**EXERCISE**
Gather each line of the entries below that includes "screenshot".

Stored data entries
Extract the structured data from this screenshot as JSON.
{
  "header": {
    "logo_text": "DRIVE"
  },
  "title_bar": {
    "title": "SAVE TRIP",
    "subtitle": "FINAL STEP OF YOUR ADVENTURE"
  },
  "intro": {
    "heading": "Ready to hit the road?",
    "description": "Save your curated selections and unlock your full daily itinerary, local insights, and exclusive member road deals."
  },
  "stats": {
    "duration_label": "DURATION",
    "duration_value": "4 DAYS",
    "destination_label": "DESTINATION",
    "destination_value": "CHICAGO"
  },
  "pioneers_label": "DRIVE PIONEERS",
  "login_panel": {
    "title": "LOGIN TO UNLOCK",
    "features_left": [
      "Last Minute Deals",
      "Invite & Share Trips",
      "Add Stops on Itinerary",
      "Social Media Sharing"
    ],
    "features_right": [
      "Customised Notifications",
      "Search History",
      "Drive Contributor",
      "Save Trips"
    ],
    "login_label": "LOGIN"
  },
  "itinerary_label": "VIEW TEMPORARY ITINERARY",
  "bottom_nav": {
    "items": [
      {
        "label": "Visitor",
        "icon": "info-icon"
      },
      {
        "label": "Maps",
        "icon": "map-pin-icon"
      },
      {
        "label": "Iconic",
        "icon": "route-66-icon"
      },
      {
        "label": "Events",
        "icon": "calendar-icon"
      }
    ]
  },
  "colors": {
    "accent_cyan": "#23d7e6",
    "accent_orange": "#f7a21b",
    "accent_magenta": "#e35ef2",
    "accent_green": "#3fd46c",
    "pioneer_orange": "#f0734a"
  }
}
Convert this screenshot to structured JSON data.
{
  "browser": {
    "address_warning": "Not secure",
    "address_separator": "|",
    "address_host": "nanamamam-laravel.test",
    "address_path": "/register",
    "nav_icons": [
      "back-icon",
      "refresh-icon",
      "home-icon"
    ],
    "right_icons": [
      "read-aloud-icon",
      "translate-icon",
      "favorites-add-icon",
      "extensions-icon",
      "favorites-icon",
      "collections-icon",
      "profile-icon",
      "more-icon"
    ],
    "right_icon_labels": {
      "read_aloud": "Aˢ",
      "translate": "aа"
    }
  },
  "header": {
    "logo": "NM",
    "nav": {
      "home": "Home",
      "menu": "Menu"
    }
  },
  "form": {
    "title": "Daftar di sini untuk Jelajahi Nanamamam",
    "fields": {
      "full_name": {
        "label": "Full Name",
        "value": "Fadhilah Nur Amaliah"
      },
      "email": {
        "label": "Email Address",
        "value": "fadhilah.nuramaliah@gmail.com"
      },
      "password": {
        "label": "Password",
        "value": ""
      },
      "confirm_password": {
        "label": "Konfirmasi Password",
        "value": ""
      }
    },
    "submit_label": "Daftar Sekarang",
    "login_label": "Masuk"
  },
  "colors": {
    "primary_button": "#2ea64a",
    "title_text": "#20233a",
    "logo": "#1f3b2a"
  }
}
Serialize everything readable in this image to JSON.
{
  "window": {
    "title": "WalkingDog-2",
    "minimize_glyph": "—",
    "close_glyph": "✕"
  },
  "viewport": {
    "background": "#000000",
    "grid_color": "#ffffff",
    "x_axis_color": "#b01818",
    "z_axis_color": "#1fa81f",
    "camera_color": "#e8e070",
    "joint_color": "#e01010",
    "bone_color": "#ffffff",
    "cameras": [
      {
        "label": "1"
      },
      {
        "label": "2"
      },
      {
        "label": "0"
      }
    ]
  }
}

**REPLY**
Extract the structured data from this screenshot as JSON.
Convert this screenshot to structured JSON data.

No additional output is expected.